━━━━━ HET BRONMATERIAAL ━━━━━

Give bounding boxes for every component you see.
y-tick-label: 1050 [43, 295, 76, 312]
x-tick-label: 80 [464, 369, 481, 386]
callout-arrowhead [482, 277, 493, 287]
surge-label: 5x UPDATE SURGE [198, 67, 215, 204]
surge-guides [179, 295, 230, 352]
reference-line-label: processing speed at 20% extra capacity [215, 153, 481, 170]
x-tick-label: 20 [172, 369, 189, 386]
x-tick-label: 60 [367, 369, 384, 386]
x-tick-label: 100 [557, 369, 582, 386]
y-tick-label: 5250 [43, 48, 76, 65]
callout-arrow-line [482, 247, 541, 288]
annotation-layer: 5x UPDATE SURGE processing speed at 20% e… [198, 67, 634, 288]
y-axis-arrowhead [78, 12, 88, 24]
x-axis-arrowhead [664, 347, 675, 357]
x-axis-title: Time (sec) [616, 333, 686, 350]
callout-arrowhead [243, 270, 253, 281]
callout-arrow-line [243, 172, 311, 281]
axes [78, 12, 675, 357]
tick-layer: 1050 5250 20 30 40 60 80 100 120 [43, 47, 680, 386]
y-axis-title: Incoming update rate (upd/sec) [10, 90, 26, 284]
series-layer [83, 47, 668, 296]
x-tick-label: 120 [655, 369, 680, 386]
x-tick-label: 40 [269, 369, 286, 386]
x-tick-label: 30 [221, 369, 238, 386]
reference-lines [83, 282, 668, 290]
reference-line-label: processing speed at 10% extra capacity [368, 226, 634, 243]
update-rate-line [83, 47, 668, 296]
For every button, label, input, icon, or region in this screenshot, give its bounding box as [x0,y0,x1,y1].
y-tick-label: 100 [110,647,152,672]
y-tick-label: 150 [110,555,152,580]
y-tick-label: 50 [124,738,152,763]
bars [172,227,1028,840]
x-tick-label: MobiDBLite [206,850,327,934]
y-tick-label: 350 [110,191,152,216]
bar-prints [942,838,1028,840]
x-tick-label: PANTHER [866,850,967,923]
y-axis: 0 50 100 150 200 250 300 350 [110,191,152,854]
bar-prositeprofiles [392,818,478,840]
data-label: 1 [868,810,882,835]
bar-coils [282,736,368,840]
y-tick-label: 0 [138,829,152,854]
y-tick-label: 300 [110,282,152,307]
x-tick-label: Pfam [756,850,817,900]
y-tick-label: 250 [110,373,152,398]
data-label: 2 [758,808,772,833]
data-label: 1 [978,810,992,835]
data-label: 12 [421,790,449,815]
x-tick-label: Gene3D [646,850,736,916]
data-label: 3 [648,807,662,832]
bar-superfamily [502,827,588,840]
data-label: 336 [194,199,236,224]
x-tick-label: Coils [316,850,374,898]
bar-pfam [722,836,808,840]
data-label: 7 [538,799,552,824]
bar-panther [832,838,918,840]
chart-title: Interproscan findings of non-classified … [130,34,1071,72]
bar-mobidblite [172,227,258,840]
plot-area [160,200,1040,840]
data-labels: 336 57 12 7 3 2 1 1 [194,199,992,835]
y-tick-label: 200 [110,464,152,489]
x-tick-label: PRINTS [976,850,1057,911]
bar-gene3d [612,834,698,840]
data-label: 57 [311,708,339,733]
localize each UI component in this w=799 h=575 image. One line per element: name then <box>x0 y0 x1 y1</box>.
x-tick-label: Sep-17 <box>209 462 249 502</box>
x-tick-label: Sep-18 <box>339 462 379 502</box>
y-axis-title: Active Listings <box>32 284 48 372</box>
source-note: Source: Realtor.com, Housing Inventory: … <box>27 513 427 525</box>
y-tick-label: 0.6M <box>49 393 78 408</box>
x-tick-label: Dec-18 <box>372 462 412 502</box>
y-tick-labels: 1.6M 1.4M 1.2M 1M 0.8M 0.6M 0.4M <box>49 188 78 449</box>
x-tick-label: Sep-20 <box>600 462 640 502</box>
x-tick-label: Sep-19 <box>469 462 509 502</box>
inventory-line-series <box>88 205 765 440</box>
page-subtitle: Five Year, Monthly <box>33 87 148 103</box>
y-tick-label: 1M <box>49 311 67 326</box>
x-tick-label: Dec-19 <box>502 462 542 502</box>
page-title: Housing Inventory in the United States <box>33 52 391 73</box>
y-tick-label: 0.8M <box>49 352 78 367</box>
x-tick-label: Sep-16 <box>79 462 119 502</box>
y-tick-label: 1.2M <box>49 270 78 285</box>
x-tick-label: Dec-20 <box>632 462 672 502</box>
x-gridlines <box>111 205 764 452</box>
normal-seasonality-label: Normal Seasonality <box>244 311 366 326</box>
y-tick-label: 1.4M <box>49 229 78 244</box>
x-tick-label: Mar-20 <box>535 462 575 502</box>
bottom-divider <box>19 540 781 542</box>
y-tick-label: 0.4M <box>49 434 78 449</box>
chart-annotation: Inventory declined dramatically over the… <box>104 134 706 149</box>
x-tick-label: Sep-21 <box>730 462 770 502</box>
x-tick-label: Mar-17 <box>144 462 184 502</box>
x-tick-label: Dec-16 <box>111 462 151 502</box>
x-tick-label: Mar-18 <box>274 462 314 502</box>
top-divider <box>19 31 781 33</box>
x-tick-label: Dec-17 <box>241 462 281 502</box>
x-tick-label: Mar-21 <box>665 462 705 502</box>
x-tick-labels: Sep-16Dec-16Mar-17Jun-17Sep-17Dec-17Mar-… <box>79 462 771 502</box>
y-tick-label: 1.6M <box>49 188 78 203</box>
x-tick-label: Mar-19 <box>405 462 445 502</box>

━━━━━

WAT JE DOET - Zet alle rijen hierboven in een JSON-lijst van strings, met één string per regel. Laat lege regels weg.

JUISTE UITKOMST -
[
  "Give bounding boxes for every component you see.",
  "y-tick-label: 1050 [43, 295, 76, 312]",
  "x-tick-label: 80 [464, 369, 481, 386]",
  "callout-arrowhead [482, 277, 493, 287]",
  "surge-label: 5x UPDATE SURGE [198, 67, 215, 204]",
  "surge-guides [179, 295, 230, 352]",
  "reference-line-label: processing speed at 20% extra capacity [215, 153, 481, 170]",
  "x-tick-label: 20 [172, 369, 189, 386]",
  "x-tick-label: 60 [367, 369, 384, 386]",
  "x-tick-label: 100 [557, 369, 582, 386]",
  "y-tick-label: 5250 [43, 48, 76, 65]",
  "callout-arrow-line [482, 247, 541, 288]",
  "annotation-layer: 5x UPDATE SURGE processing speed at 20% e… [198, 67, 634, 288]",
  "y-axis-arrowhead [78, 12, 88, 24]",
  "x-axis-arrowhead [664, 347, 675, 357]",
  "x-axis-title: Time (sec) [616, 333, 686, 350]",
  "callout-arrowhead [243, 270, 253, 281]",
  "callout-arrow-line [243, 172, 311, 281]",
  "axes [78, 12, 675, 357]",
  "tick-layer: 1050 5250 20 30 40 60 80 100 120 [43, 47, 680, 386]",
  "y-axis-title: Incoming update rate (upd/sec) [10, 90, 26, 284]",
  "series-layer [83, 47, 668, 296]",
  "x-tick-label: 120 [655, 369, 680, 386]",
  "x-tick-label: 40 [269, 369, 286, 386]",
  "x-tick-label: 30 [221, 369, 238, 386]",
  "reference-lines [83, 282, 668, 290]",
  "reference-line-label: processing speed at 10% extra capacity [368, 226, 634, 243]",
  "update-rate-line [83, 47, 668, 296]",
  "For every button, label, input, icon, or region in this screenshot, give its bounding box as [x0,y0,x1,y1].",
  "y-tick-label: 100 [110,647,152,672]",
  "y-tick-label: 150 [110,555,152,580]",
  "y-tick-label: 50 [124,738,152,763]",
  "bars [172,227,1028,840]",
  "x-tick-label: MobiDBLite [206,850,327,934]",
  "y-tick-label: 350 [110,191,152,216]",
  "bar-prints [942,838,1028,840]",
  "x-tick-label: PANTHER [866,850,967,923]",
  "y-axis: 0 50 100 150 200 250 300 350 [110,191,152,854]",
  "bar-prositeprofiles [392,818,478,840]",
  "data-label: 1 [868,810,882,835]",
  "bar-coils [282,736,368,840]",
  "y-tick-label: 0 [138,829,152,854]",
  "y-tick-label: 300 [110,282,152,307]",
  "x-tick-label: Pfam [756,850,817,900]",
  "y-tick-label: 250 [110,373,152,398]",
  "data-label: 2 [758,808,772,833]",
  "data-label: 1 [978,810,992,835]",
  "data-label: 12 [421,790,449,815]",
  "x-tick-label: Gene3D [646,850,736,916]",
  "data-label: 3 [648,807,662,832]",
  "bar-superfamily [502,827,588,840]",
  "data-label: 336 [194,199,236,224]",
  "x-tick-label: Coils [316,850,374,898]",
  "bar-pfam [722,836,808,840]",
  "data-label: 7 [538,799,552,824]",
  "bar-panther [832,838,918,840]",
  "chart-title: Interproscan findings of non-classified … [130,34,1071,72]",
  "bar-mobidblite [172,227,258,840]",
  "plot-area [160,200,1040,840]",
  "data-labels: 336 57 12 7 3 2 1 1 [194,199,992,835]",
  "y-tick-label: 200 [110,464,152,489]",
  "x-tick-label: PRINTS [976,850,1057,911]",
  "bar-gene3d [612,834,698,840]",
  "data-label: 57 [311,708,339,733]",
  "localize each UI component in this w=799 h=575 image. One line per element: name then <box>x0 y0 x1 y1</box>.",
  "x-tick-label: Sep-17 <box>209 462 249 502</box>",
  "x-tick-label: Sep-18 <box>339 462 379 502</box>",
  "y-axis-title: Active Listings <box>32 284 48 372</box>",
  "source-note: Source: Realtor.com, Housing Inventory: … <box>27 513 427 525</box>",
  "y-tick-label: 0.6M <box>49 393 78 408</box>",
  "x-tick-label: Dec-18 <box>372 462 412 502</box>",
  "y-tick-labels: 1.6M 1.4M 1.2M 1M 0.8M 0.6M 0.4M <box>49 188 78 449</box>",
  "x-tick-label: Sep-20 <box>600 462 640 502</box>",
  "x-tick-label: Sep-19 <box>469 462 509 502</box>",
  "inventory-line-series <box>88 205 765 440</box>",
  "page-subtitle: Five Year, Monthly <box>33 87 148 103</box>",
  "y-tick-label: 1M <box>49 311 67 326</box>",
  "x-tick-label: Dec-19 <box>502 462 542 502</box>",
  "page-title: Housing Inventory in the United States <box>33 52 391 73</box>",
  "y-tick-label: 0.8M <box>49 352 78 367</box>",
  "x-tick-label: Sep-16 <box>79 462 119 502</box>",
  "y-tick-label: 1.2M <box>49 270 78 285</box>",
  "x-tick-label: Dec-20 <box>632 462 672 502</box>",
  "x-gridlines <box>111 205 764 452</box>",
  "normal-seasonality-label: Normal Seasonality <box>244 311 366 326</box>",
  "y-tick-label: 1.4M <box>49 229 78 244</box>",
  "x-tick-label: Mar-20 <box>535 462 575 502</box>",
  "bottom-divider <box>19 540 781 542</box>",
  "y-tick-label: 0.4M <box>49 434 78 449</box>",
  "chart-annotation: Inventory declined dramatically over the… <box>104 134 706 149</box>",
  "x-tick-label: Sep-21 <box>730 462 770 502</box>",
  "x-tick-label: Mar-17 <box>144 462 184 502</box>",
  "x-tick-label: Dec-16 <box>111 462 151 502</box>",
  "x-tick-label: Mar-18 <box>274 462 314 502</box>",
  "top-divider <box>19 31 781 33</box>",
  "x-tick-label: Dec-17 <box>241 462 281 502</box>",
  "x-tick-label: Mar-21 <box>665 462 705 502</box>",
  "x-tick-labels: Sep-16Dec-16Mar-17Jun-17Sep-17Dec-17Mar-… <box>79 462 771 502</box>",
  "y-tick-label: 1.6M <box>49 188 78 203</box>",
  "x-tick-label: Mar-19 <box>405 462 445 502</box>"
]